Don't miss a moment from Paris-Roubaix and Unbound Gravel, to the Giro d’Italia, Tour de France, Vuelta a España, and everything in between when you join Outside+.
When Anna van der Breggen rolls out along the banks of the Meuse river and through the streets of Huy Wednesday, she will be looking to break new records.
Maybe because mastering its uphill sprint verges on an art form, La Flèche Wallonne is a race for record breakers. She shares the record for wins at the Belgian race with compatriot and former teammate Marianne Vos (CCC-Liv) and both will be going for a sixth win.
Both will be going for a sixth victory in Huy, but, and whisper it quietly, van der Breggen’s dominance on the wall is even more impressive than Vos’. Her five wins to date have come in successive editions.
And, don’t bet against her. Van der Breggen has had a record-breaking month. In the space of the last 30 days, the 30 year-old Dutchwoman became only the fourth woman to win three editions of the Giro Rosa, and the second to win both road and time trial rainbow jerseys in the same year.
That’s some record.
So much of the hype during the early part of this disrupted season has been around compatriot Annemiek van Vleuten. The Mitchelton-Scott rider’s palmarès certainly bears scrutiny, and of course we’ll never know for sure, but had it not been for a stage seven crash it might have been her and not Van der Breggen who won the Giro, and even both rainbow jerseys.
But a deeper dive into Van der Breggen’s results reveals a rider who is among the sport’s most prolific winners, with the Tour of Flanders, two each at Liège-Bastogne-Liège and Amgen Tour of California, the 2018 road world title. Oh, and a gold medal at the Rio Olympic road race too.
Indeed, since Vos’s injury-enforced racing sabbatical in 2015, when she and Van der Breggen were both at Rabo-Liv, it’s fair to say the younger woman has been the sport’s dominant rider.
That year she began by winning Omloop Het Niewsblad, then netted her first Flèche Wallonne and Giro Rosa titles, before finishing second in both road and time trial world championships in Richmond, Virginia.

# [Directions]
a – Answer these questions from the article on Anna van der Breggen:
(i) How many Flèche Wallonne wins does van der Breggen have to date?
(ii) Which race did she win at the start of 2015?
(iii) In which city were the 2015 world championships where she finished second in both the road race and the time trial?
b – Reproduce the stretch of the article on Anna van der Breggen from "Both will be going for a sixth victory" through "the same year.".
c – Proceed with the article on Anna van der Breggen from the point where it stops.

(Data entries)
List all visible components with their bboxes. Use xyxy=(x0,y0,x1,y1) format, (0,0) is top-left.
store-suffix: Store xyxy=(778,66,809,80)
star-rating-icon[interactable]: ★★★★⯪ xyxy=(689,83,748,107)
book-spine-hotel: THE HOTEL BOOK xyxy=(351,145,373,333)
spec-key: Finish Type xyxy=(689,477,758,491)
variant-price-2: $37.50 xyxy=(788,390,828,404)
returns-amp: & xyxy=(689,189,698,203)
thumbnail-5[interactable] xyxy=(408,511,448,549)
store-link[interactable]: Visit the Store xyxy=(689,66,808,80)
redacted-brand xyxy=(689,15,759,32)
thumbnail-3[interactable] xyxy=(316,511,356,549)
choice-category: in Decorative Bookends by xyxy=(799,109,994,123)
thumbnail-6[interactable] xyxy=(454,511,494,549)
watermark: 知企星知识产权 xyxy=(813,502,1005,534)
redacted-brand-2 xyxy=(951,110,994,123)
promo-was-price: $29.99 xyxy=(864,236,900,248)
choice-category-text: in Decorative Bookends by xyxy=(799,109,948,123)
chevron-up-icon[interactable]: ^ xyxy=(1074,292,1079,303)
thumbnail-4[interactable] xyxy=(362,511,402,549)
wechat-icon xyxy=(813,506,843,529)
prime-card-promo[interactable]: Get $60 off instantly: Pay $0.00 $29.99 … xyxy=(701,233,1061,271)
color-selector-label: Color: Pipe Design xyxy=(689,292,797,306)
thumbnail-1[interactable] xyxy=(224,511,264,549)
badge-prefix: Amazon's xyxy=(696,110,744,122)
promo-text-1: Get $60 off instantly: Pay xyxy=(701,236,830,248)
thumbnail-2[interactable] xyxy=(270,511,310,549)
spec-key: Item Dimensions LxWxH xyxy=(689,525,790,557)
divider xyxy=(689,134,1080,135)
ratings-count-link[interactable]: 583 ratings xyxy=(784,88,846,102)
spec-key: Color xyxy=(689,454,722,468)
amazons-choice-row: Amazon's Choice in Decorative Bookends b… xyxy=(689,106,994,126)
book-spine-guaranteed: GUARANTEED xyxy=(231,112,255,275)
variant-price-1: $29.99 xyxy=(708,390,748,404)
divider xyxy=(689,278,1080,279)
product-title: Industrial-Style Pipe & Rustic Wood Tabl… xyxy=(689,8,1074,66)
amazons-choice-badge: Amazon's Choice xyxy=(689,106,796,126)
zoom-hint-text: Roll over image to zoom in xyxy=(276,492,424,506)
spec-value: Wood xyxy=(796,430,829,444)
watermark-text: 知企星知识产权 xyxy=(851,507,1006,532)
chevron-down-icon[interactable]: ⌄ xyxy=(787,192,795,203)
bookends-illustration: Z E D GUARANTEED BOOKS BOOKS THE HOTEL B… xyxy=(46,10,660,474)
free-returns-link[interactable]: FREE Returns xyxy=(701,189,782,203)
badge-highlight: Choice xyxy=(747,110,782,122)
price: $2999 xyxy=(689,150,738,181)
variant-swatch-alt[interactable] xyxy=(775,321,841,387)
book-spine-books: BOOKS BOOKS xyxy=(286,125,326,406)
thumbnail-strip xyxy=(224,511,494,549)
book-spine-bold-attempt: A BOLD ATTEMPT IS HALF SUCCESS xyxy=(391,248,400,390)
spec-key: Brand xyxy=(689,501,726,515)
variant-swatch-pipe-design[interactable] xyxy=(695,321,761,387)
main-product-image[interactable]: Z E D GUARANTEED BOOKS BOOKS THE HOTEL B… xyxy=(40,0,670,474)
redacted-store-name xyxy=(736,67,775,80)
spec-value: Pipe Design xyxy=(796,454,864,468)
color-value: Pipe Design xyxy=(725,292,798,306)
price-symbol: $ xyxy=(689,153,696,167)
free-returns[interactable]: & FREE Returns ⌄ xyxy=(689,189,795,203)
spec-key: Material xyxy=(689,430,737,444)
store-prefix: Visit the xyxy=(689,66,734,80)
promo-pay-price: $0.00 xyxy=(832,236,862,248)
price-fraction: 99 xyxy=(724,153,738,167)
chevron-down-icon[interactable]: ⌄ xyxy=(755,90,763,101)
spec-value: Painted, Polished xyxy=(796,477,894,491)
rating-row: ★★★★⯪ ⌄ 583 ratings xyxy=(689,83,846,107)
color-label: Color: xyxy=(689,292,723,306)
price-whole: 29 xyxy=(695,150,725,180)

# [Results for each task]
a –
(i) Five
(ii) Omloop Het Niewsblad
(iii) Richmond, Virginia

b –
Both will be going for a sixth victory in Huy, but, and whisper it quietly, van der Breggen’s dominance on the wall is even more impressive than Vos’. Her five wins to date have come in successive editions.
And, don’t bet against her. Van der Breggen has had a record-breaking month. In the space of the last 30 days, the 30 year-old Dutchwoman became only the fourth woman to win three editions of the Giro Rosa, and the second to win both road and time trial rainbow jerseys in the same year.

c –
And she’s kicked on from there.
But despite announcing her intention to retire at the end of 2021 to a role as a sport director with what is now Boels-Dolmans and will be SD Worx, it’s not about records for Van der Breggen. She is not securing her legacy.
“Maybe that’s something you think about later,” she said at a pre-race press conference in Maastricht Tuesday. “It’s happening now and I just enjoy riding with my team, if it goes well that’s nice but I’m not looking at a list and I need to have this victory. For now it’s just going from one race to another.
“If you win a race for the third time it still feels nice, of course, every victory feels different. If you win something for the first time that feels like the best, but it’s also the story behind the victory which is I think more important than having a list of races that you have won multiple times. It’s more about how the race was, about how I was feeling, about how the team was riding. That’s something you remember.”
While her public persona is more quiet and thoughtful as opposed a woman with a voracious appetite for winning, she certainly knows how to win. And the Olympic time trial, where she was third in 2016, is her final target.
But win or lose next year in Tokyo, Anna van der Breggen is a leading light with a record we should all remember.